>> BEGIN EXTRACTED MATERIAL
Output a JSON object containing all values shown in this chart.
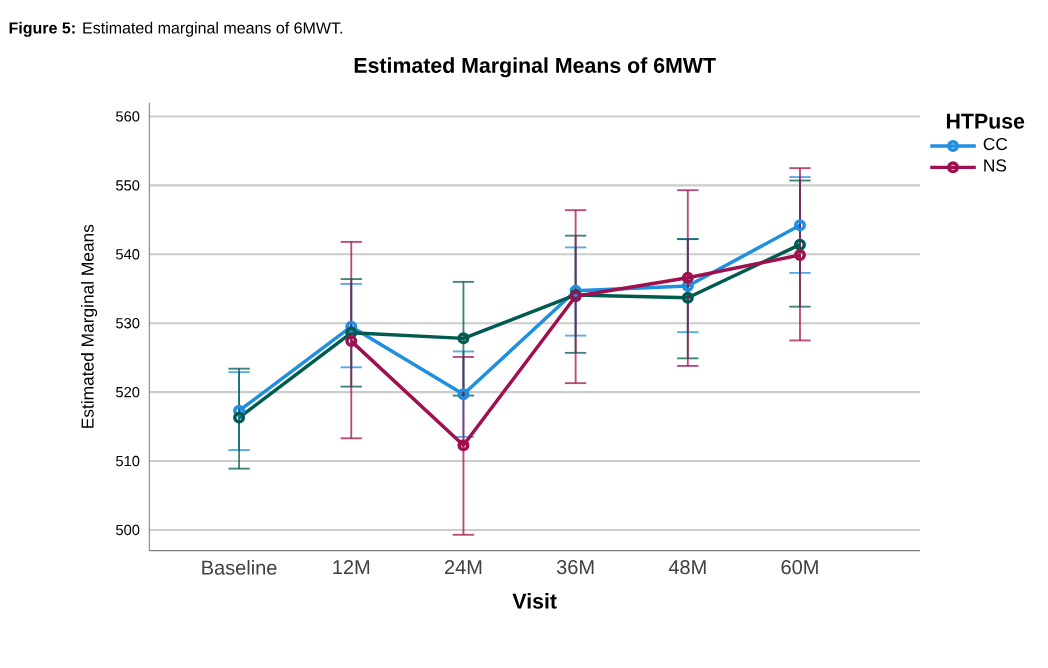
{
  "chart_data": {
    "type": "line",
    "title": "Estimated Marginal Means of 6MWT",
    "xlabel": "Visit",
    "ylabel": "Estimated Marginal Means",
    "legend_title": "HTPuse",
    "annotations": [
      "**Figure 5:** Estimated marginal means of 6MWT."
    ],
    "categories": [
      "Baseline",
      "12M",
      "24M",
      "36M",
      "48M",
      "60M"
    ],
    "series": [
      {
        "name": "CC",
        "color": "#1f8fe0",
        "values": [
          517.3,
          529.5,
          519.7,
          534.7,
          535.4,
          544.2
        ],
        "errors": [
          [
            511.6,
            522.9
          ],
          [
            523.6,
            535.7
          ],
          [
            513.5,
            525.9
          ],
          [
            528.2,
            541.0
          ],
          [
            528.7,
            542.2
          ],
          [
            537.3,
            551.2
          ]
        ]
      },
      {
        "color": "#005a50",
        "values": [
          516.3,
          528.6,
          527.8,
          534.1,
          533.7,
          541.4
        ],
        "errors": [
          [
            508.9,
            523.4
          ],
          [
            520.8,
            536.4
          ],
          [
            519.5,
            536.0
          ],
          [
            525.7,
            542.7
          ],
          [
            524.9,
            542.2
          ],
          [
            532.4,
            550.7
          ]
        ]
      },
      {
        "name": "NS",
        "color": "#a0104f",
        "values": [
          null,
          527.4,
          512.3,
          533.9,
          536.6,
          539.9
        ],
        "errors": [
          null,
          [
            513.3,
            541.8
          ],
          [
            499.3,
            525.1
          ],
          [
            521.3,
            546.4
          ],
          [
            523.8,
            549.3
          ],
          [
            527.5,
            552.5
          ]
        ]
      }
    ],
    "ylim": [
      497,
      562
    ],
    "yticks": [
      500,
      510,
      520,
      530,
      540,
      550,
      560
    ],
    "grid": "y",
    "legend": "top right",
    "marker": "circle",
    "line_style": "solid"
  }
}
>> END EXTRACTED MATERIAL
Within the material above, find the lines that contain the word "color"; copy them.

        "color": "#1f8fe0",
        "color": "#005a50",
        "color": "#a0104f",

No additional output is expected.